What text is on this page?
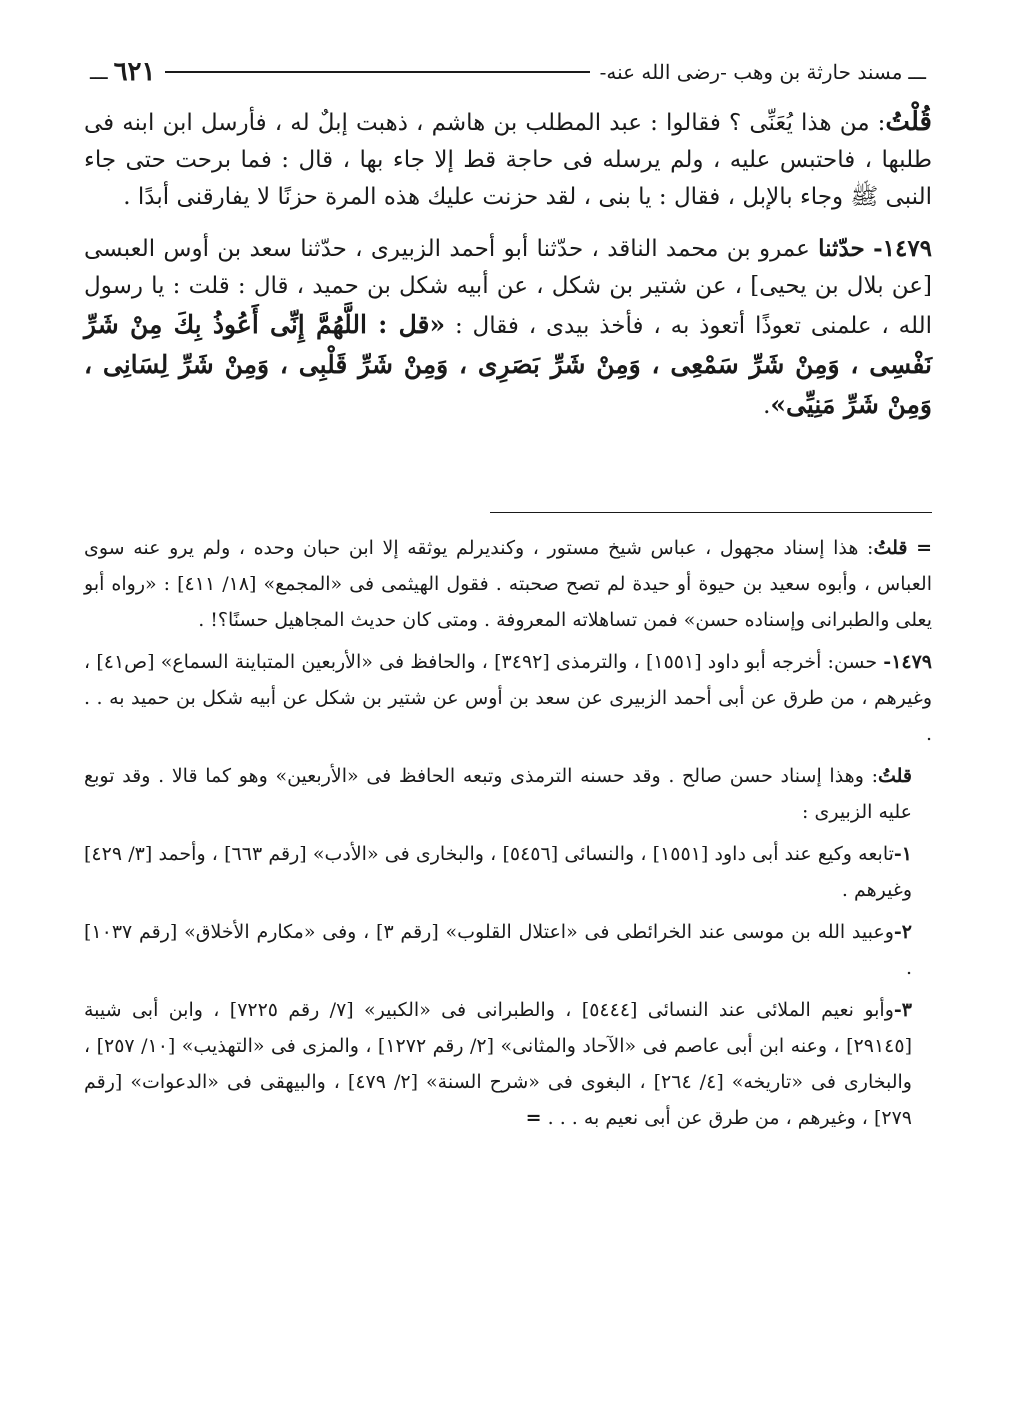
ـــ
مسند حارثة بن وهب -رضى الله عنه-
٦٢١
ـــ

قُلْتُ: من هذا يُعَنِّى ؟ فقالوا : عبد المطلب بن هاشم ، ذهبت إبلٌ له ، فأرسل ابن ابنه فى طلبها ، فاحتبس عليه ، ولم يرسله فى حاجة قط إلا جاء بها ، قال : فما برحت حتى جاء النبى ﷺ وجاء بالإبل ، فقال : يا بنى ، لقد حزنت عليك هذه المرة حزنًا لا يفارقنى أبدًا .

١٤٧٩- حدّثنا عمرو بن محمد الناقد ، حدّثنا أبو أحمد الزبيرى ، حدّثنا سعد بن أوس العبسى [عن بلال بن يحيى] ، عن شتير بن شكل ، عن أبيه شكل بن حميد ، قال : قلت : يا رسول الله ، علمنى تعوذًا أتعوذ به ، فأخذ بيدى ، فقال : «قل : اللَّهُمَّ إِنِّى أَعُوذُ بِكَ مِنْ شَرِّ نَفْسِى ، وَمِنْ شَرِّ سَمْعِى ، وَمِنْ شَرِّ بَصَرِى ، وَمِنْ شَرِّ قَلْبِى ، وَمِنْ شَرِّ لِسَانِى ، وَمِنْ شَرِّ مَنِيِّى».

= قلتُ: هذا إسناد مجهول ، عباس شيخ مستور ، وكنديرلم يوثقه إلا ابن حبان وحده ، ولم يرو عنه سوى العباس ، وأبوه سعيد بن حيوة أو حيدة لم تصح صحبته . فقول الهيثمى فى «المجمع» [١٨/ ٤١١] : «رواه أبو يعلى والطبرانى وإسناده حسن» فمن تساهلاته المعروفة . ومتى كان حديث المجاهيل حسنًا؟! .

١٤٧٩- حسن: أخرجه أبو داود [١٥٥١] ، والترمذى [٣٤٩٢] ، والحافظ فى «الأربعين المتباينة السماع» [ص٤١] ، وغيرهم ، من طرق عن أبى أحمد الزبيرى عن سعد بن أوس عن شتير بن شكل عن أبيه شكل بن حميد به . . .

قلتُ: وهذا إسناد حسن صالح . وقد حسنه الترمذى وتبعه الحافظ فى «الأربعين» وهو كما قالا . وقد توبع عليه الزبيرى :

١-تابعه وكيع عند أبى داود [١٥٥١] ، والنسائى [٥٤٥٦] ، والبخارى فى «الأدب» [رقم ٦٦٣] ، وأحمد [٣/ ٤٢٩] وغيرهم .

٢-وعبيد الله بن موسى عند الخرائطى فى «اعتلال القلوب» [رقم ٣] ، وفى «مكارم الأخلاق» [رقم ١٠٣٧] .

٣-وأبو نعيم الملائى عند النسائى [٥٤٤٤] ، والطبرانى فى «الكبير» [٧/ رقم ٧٢٢٥] ، وابن أبى شيبة [٢٩١٤٥] ، وعنه ابن أبى عاصم فى «الآحاد والمثانى» [٢/ رقم ١٢٧٢] ، والمزى فى «التهذيب» [١٠/ ٢٥٧] ، والبخارى فى «تاريخه» [٤/ ٢٦٤] ، البغوى فى «شرح السنة» [٢/ ٤٧٩] ، والبيهقى فى «الدعوات» [رقم ٢٧٩] ، وغيرهم ، من طرق عن أبى نعيم به . . . =
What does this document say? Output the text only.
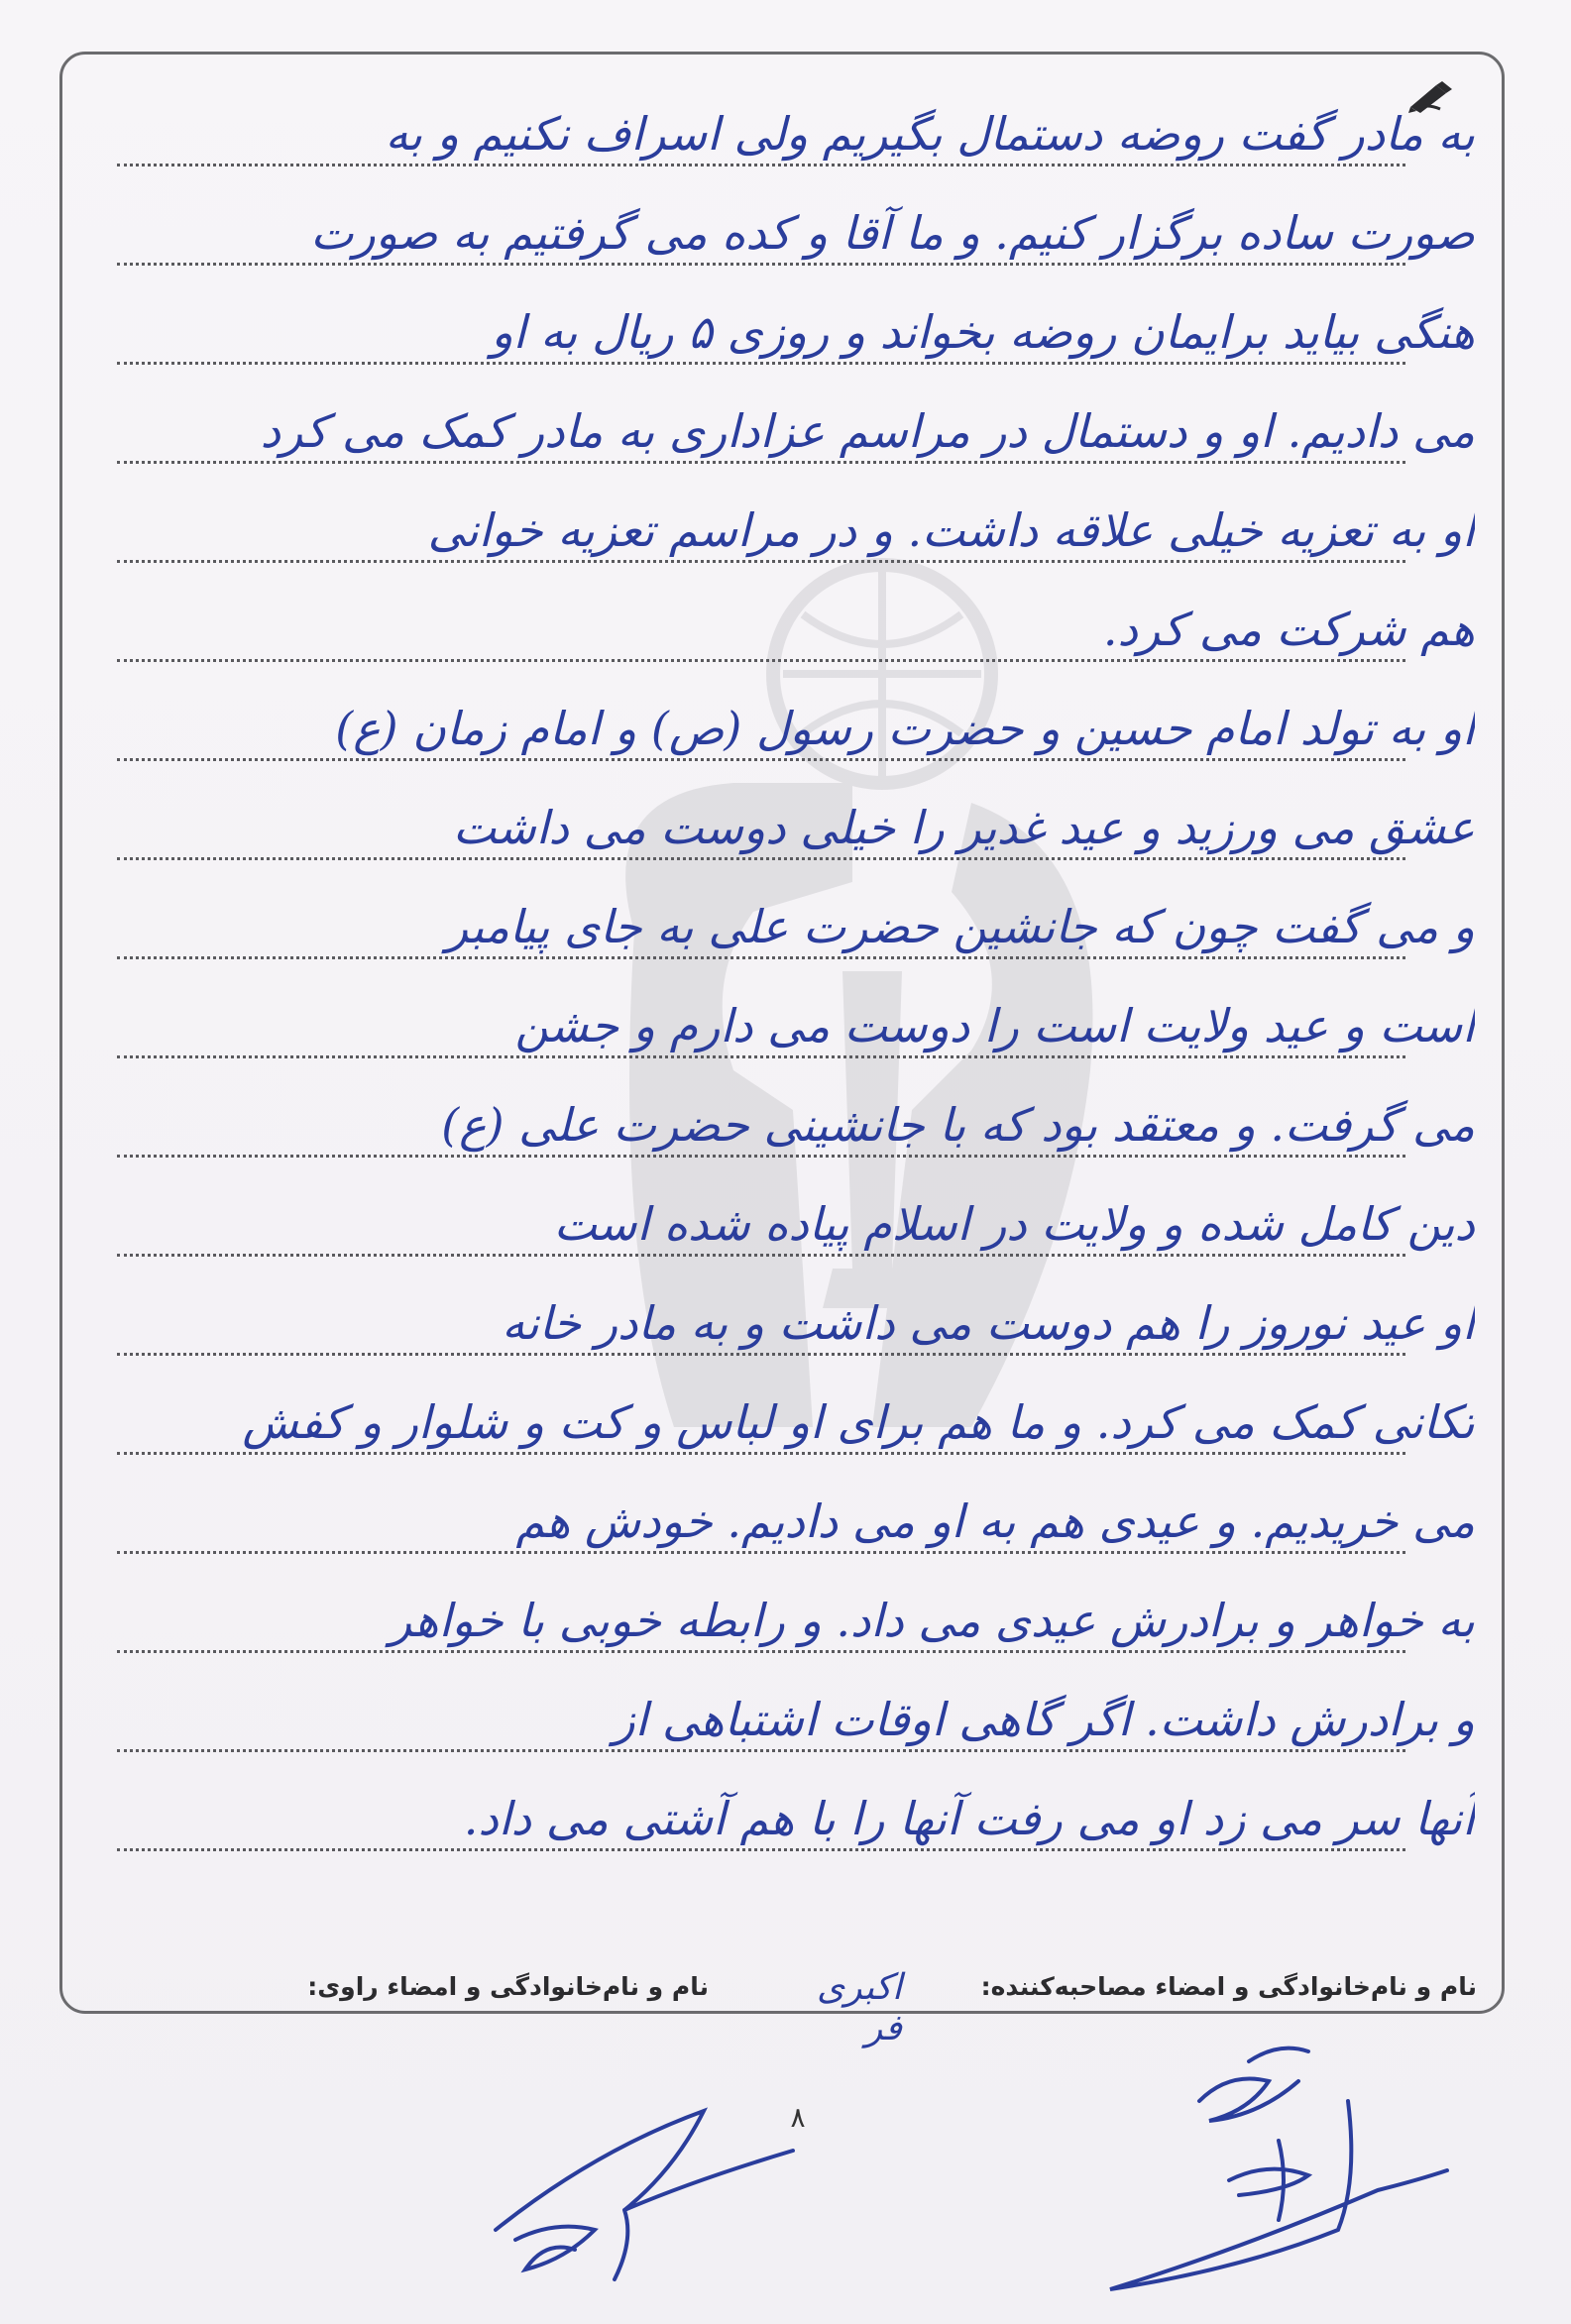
به مادر گفت روضه دستمال بگیریم ولی اسراف نکنیم و به
صورت ساده برگزار کنیم. و ما آقا و کده می گرفتیم به صورت
هنگی بیاید برایمان روضه بخواند و روزی ۵ ریال به او
می دادیم. او و دستمال در مراسم عزاداری به مادر کمک می کرد
او به تعزیه خیلی علاقه داشت. و در مراسم تعزیه خوانی
هم شرکت می کرد.
او به تولد امام حسین و حضرت رسول (ص) و امام زمان (ع)
عشق می ورزید و عید غدیر را خیلی دوست می داشت
و می گفت چون که جانشین حضرت علی به جای پیامبر
است و عید ولایت است را دوست می دارم و جشن
می گرفت. و معتقد بود که با جانشینی حضرت علی (ع)
دین کامل شده و ولایت در اسلام پیاده شده است
او عید نوروز را هم دوست می داشت و به مادر خانه
تکانی کمک می کرد. و ما هم برای او لباس و کت و شلوار و کفش
می خریدیم. و عیدی هم به او می دادیم. خودش هم
به خواهر و برادرش عیدی می داد. و رابطه خوبی با خواهر
و برادرش داشت. اگر گاهی اوقات اشتباهی از
آنها سر می زد او می رفت آنها را با هم آشتی می داد.
نام و نام‌خانوادگی و امضاء مصاحبه‌کننده:
نام و نام‌خانوادگی و امضاء راوی:	اکبری فر
۸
------------------------------------------------
Task brief:
Pull every line containing the word "فقال" out of the entries above.

Final answer:
قُلْتُ: من هذا يُعَنِّى ؟ فقالوا : عبد المطلب بن هاشم ، ذهبت إبلٌ له ، فأرسل ابن ابنه فى طلبها ، فاحتبس عليه ، ولم يرسله فى حاجة قط إلا جاء بها ، قال : فما برحت حتى جاء النبى ﷺ وجاء بالإبل ، فقال : يا بنى ، لقد حزنت عليك هذه المرة حزنًا لا يفارقنى أبدًا .
١٤٧٩- حدّثنا عمرو بن محمد الناقد ، حدّثنا أبو أحمد الزبيرى ، حدّثنا سعد بن أوس العبسى [عن بلال بن يحيى] ، عن شتير بن شكل ، عن أبيه شكل بن حميد ، قال : قلت : يا رسول الله ، علمنى تعوذًا أتعوذ به ، فأخذ بيدى ، فقال : «قل : اللَّهُمَّ إِنِّى أَعُوذُ بِكَ مِنْ شَرِّ نَفْسِى ، وَمِنْ شَرِّ سَمْعِى ، وَمِنْ شَرِّ بَصَرِى ، وَمِنْ شَرِّ قَلْبِى ، وَمِنْ شَرِّ لِسَانِى ، وَمِنْ شَرِّ مَنِيِّى».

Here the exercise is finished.